Read through the data and report every line in which the word "desempenho" occurs.

** Start of RECORDS SUPPLIED **

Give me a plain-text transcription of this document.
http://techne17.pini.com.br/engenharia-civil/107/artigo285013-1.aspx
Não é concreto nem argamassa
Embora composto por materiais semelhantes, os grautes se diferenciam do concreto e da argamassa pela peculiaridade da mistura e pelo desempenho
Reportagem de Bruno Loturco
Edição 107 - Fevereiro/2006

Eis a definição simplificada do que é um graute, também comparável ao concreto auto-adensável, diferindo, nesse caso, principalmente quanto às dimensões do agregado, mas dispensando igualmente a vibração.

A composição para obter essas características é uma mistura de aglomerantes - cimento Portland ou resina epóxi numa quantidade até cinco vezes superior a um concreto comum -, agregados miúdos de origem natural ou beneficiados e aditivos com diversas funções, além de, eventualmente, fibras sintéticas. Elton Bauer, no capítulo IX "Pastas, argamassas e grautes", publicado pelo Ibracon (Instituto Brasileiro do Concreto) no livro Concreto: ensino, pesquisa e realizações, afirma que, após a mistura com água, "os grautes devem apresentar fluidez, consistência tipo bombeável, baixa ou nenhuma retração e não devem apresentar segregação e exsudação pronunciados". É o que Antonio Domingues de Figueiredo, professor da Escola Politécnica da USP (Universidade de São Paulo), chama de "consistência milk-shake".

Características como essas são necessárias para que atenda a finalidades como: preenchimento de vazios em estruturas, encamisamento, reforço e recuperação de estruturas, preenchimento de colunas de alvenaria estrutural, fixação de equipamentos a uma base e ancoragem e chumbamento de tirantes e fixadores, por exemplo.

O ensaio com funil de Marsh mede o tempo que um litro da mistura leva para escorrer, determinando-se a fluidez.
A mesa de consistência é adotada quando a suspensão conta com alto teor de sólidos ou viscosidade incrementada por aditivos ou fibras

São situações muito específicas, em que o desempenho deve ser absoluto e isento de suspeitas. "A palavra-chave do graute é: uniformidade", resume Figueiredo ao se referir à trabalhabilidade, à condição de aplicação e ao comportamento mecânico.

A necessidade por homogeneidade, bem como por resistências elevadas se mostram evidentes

** End of RECORDS SUPPLIED **

# COMPLETED TASK
Embora composto por materiais semelhantes, os grautes se diferenciam do concreto e da argamassa pela peculiaridade da mistura e pelo desempenho
São situações muito específicas, em que o desempenho deve ser absoluto e isento de suspeitas. "A palavra-chave do graute é: uniformidade", resume Figueiredo ao se referir à trabalhabilidade, à condição de aplicação e ao comportamento mecânico.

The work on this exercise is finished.